▶ [The problem]
All of the entries need to be written out again, exactly as they are.

--------------------

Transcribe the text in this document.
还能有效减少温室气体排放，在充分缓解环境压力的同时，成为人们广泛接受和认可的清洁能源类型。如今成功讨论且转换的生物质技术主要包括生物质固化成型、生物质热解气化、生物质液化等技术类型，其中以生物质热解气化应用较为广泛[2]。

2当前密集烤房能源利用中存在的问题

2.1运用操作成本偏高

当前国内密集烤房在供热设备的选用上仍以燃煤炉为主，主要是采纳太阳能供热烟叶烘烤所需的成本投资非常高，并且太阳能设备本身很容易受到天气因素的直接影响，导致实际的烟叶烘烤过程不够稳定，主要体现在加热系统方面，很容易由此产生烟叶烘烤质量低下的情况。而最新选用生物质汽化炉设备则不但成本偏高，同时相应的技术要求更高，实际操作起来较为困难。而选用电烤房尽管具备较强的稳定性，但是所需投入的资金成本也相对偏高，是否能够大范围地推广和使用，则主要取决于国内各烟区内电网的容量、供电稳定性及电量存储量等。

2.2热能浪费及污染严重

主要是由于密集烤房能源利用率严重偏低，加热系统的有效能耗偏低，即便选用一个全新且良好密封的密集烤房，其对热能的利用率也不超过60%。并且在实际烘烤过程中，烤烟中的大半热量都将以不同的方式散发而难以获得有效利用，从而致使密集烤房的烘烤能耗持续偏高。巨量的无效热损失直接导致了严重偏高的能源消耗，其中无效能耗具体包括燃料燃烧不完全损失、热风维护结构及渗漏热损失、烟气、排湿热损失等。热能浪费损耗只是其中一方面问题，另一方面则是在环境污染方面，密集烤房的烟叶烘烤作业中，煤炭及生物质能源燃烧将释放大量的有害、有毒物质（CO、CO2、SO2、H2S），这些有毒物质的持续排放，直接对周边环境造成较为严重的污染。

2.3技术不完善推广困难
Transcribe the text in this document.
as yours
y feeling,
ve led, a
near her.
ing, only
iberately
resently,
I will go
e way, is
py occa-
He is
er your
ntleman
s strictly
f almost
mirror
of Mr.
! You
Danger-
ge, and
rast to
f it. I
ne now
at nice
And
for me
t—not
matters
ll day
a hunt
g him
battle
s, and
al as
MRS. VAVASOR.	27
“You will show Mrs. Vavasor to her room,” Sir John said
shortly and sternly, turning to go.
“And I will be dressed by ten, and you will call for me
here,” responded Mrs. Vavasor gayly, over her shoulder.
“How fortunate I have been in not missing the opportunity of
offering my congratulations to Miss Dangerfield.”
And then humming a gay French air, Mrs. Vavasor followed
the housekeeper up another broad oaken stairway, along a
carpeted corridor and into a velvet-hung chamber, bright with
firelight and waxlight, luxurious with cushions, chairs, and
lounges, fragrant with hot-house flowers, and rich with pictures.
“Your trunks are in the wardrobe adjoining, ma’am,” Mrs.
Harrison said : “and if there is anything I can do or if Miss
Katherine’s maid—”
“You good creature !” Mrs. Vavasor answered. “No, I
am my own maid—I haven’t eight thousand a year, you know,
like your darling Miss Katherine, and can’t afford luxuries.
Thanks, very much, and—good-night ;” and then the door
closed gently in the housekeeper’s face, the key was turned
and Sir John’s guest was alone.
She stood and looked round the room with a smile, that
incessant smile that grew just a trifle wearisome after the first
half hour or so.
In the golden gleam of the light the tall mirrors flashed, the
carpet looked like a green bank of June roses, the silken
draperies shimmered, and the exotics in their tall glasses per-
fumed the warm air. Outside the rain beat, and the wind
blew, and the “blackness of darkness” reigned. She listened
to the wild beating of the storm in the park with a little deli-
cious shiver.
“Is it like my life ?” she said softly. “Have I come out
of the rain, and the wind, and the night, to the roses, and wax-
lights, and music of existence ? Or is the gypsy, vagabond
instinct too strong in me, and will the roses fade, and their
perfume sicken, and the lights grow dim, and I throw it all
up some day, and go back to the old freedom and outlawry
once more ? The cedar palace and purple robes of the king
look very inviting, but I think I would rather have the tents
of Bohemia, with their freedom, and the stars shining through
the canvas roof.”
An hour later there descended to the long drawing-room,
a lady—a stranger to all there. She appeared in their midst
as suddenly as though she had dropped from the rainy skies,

--------------------

▶ [Task response]
Transcribe the text in this document.
还能有效减少温室气体排放，在充分缓解环境压力的同时，成为人们广泛接受和认可的清洁能源类型。如今成功讨论且转换的生物质技术主要包括生物质固化成型、生物质热解气化、生物质液化等技术类型，其中以生物质热解气化应用较为广泛[2]。

2当前密集烤房能源利用中存在的问题

2.1运用操作成本偏高

当前国内密集烤房在供热设备的选用上仍以燃煤炉为主，主要是采纳太阳能供热烟叶烘烤所需的成本投资非常高，并且太阳能设备本身很容易受到天气因素的直接影响，导致实际的烟叶烘烤过程不够稳定，主要体现在加热系统方面，很容易由此产生烟叶烘烤质量低下的情况。而最新选用生物质汽化炉设备则不但成本偏高，同时相应的技术要求更高，实际操作起来较为困难。而选用电烤房尽管具备较强的稳定性，但是所需投入的资金成本也相对偏高，是否能够大范围地推广和使用，则主要取决于国内各烟区内电网的容量、供电稳定性及电量存储量等。

2.2热能浪费及污染严重

主要是由于密集烤房能源利用率严重偏低，加热系统的有效能耗偏低，即便选用一个全新且良好密封的密集烤房，其对热能的利用率也不超过60%。并且在实际烘烤过程中，烤烟中的大半热量都将以不同的方式散发而难以获得有效利用，从而致使密集烤房的烘烤能耗持续偏高。巨量的无效热损失直接导致了严重偏高的能源消耗，其中无效能耗具体包括燃料燃烧不完全损失、热风维护结构及渗漏热损失、烟气、排湿热损失等。热能浪费损耗只是其中一方面问题，另一方面则是在环境污染方面，密集烤房的烟叶烘烤作业中，煤炭及生物质能源燃烧将释放大量的有害、有毒物质（CO、CO2、SO2、H2S），这些有毒物质的持续排放，直接对周边环境造成较为严重的污染。

2.3技术不完善推广困难
Transcribe the text in this document.
as yours
y feeling,
ve led, a
near her.
ing, only
iberately
resently,
I will go
e way, is
py occa-
He is
er your
ntleman
s strictly
f almost
mirror
of Mr.
! You
Danger-
ge, and
rast to
f it. I
ne now
at nice
And
for me
t—not
matters
ll day
a hunt
g him
battle
s, and
al as
MRS. VAVASOR.	27
“You will show Mrs. Vavasor to her room,” Sir John said
shortly and sternly, turning to go.
“And I will be dressed by ten, and you will call for me
here,” responded Mrs. Vavasor gayly, over her shoulder.
“How fortunate I have been in not missing the opportunity of
offering my congratulations to Miss Dangerfield.”
And then humming a gay French air, Mrs. Vavasor followed
the housekeeper up another broad oaken stairway, along a
carpeted corridor and into a velvet-hung chamber, bright with
firelight and waxlight, luxurious with cushions, chairs, and
lounges, fragrant with hot-house flowers, and rich with pictures.
“Your trunks are in the wardrobe adjoining, ma’am,” Mrs.
Harrison said : “and if there is anything I can do or if Miss
Katherine’s maid—”
“You good creature !” Mrs. Vavasor answered. “No, I
am my own maid—I haven’t eight thousand a year, you know,
like your darling Miss Katherine, and can’t afford luxuries.
Thanks, very much, and—good-night ;” and then the door
closed gently in the housekeeper’s face, the key was turned
and Sir John’s guest was alone.
She stood and looked round the room with a smile, that
incessant smile that grew just a trifle wearisome after the first
half hour or so.
In the golden gleam of the light the tall mirrors flashed, the
carpet looked like a green bank of June roses, the silken
draperies shimmered, and the exotics in their tall glasses per-
fumed the warm air. Outside the rain beat, and the wind
blew, and the “blackness of darkness” reigned. She listened
to the wild beating of the storm in the park with a little deli-
cious shiver.
“Is it like my life ?” she said softly. “Have I come out
of the rain, and the wind, and the night, to the roses, and wax-
lights, and music of existence ? Or is the gypsy, vagabond
instinct too strong in me, and will the roses fade, and their
perfume sicken, and the lights grow dim, and I throw it all
up some day, and go back to the old freedom and outlawry
once more ? The cedar palace and purple robes of the king
look very inviting, but I think I would rather have the tents
of Bohemia, with their freedom, and the stars shining through
the canvas roof.”
An hour later there descended to the long drawing-room,
a lady—a stranger to all there. She appeared in their midst
as suddenly as though she had dropped from the rainy skies,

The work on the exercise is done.